** begin **

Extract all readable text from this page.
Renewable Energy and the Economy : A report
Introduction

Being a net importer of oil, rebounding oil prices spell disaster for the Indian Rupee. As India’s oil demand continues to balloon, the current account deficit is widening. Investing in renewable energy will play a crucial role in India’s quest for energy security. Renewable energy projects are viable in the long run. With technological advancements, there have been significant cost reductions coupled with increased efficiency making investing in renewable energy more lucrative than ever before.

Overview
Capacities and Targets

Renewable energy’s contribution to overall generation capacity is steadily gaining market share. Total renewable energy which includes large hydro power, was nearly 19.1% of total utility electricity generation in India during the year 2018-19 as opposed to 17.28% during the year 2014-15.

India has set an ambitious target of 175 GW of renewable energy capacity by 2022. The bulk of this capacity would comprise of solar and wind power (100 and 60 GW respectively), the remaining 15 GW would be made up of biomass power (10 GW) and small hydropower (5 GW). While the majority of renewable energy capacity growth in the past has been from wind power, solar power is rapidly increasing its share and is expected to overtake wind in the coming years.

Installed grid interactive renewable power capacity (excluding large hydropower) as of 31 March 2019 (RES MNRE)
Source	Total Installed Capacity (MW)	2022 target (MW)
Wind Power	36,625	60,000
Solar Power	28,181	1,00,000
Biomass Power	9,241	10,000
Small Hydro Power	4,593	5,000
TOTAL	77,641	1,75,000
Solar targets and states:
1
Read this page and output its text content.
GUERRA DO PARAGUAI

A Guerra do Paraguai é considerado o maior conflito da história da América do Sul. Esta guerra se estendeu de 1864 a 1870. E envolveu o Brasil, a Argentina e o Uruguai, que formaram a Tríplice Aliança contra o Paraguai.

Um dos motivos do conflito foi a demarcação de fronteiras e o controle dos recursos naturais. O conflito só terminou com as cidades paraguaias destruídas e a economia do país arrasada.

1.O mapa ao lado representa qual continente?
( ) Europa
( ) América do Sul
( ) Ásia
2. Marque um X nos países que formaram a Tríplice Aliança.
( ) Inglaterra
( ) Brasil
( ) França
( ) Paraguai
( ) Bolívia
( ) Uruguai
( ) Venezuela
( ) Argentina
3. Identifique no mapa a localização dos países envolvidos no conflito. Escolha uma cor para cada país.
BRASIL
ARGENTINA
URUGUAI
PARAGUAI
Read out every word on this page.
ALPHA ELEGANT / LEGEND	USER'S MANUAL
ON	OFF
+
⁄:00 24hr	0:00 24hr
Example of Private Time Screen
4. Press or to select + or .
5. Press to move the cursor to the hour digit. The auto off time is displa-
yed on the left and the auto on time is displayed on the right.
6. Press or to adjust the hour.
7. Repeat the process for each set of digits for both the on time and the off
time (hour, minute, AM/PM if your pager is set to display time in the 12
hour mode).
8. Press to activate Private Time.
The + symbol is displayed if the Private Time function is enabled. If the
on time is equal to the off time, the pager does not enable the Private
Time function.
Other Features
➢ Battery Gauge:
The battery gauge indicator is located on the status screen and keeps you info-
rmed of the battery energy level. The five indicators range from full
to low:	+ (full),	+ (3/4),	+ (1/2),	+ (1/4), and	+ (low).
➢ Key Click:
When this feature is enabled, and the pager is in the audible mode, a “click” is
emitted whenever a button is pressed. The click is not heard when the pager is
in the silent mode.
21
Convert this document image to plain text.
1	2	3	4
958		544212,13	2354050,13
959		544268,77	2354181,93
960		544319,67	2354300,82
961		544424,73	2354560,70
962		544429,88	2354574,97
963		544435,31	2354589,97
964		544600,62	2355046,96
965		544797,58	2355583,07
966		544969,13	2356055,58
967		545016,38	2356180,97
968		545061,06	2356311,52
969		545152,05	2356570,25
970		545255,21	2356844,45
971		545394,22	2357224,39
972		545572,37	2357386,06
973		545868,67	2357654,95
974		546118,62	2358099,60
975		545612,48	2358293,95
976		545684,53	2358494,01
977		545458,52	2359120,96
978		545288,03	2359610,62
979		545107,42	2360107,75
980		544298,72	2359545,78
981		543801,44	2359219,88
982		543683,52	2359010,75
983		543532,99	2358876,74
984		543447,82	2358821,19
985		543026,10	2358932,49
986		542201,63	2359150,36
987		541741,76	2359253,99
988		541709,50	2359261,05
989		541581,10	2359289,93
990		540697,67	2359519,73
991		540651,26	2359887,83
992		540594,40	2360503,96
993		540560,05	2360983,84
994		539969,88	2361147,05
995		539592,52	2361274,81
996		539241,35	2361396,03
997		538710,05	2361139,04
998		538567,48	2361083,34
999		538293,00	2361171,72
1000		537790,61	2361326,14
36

** end **

Your answer should be a single number: the count of lines in the listing that contain the word "Installed".

2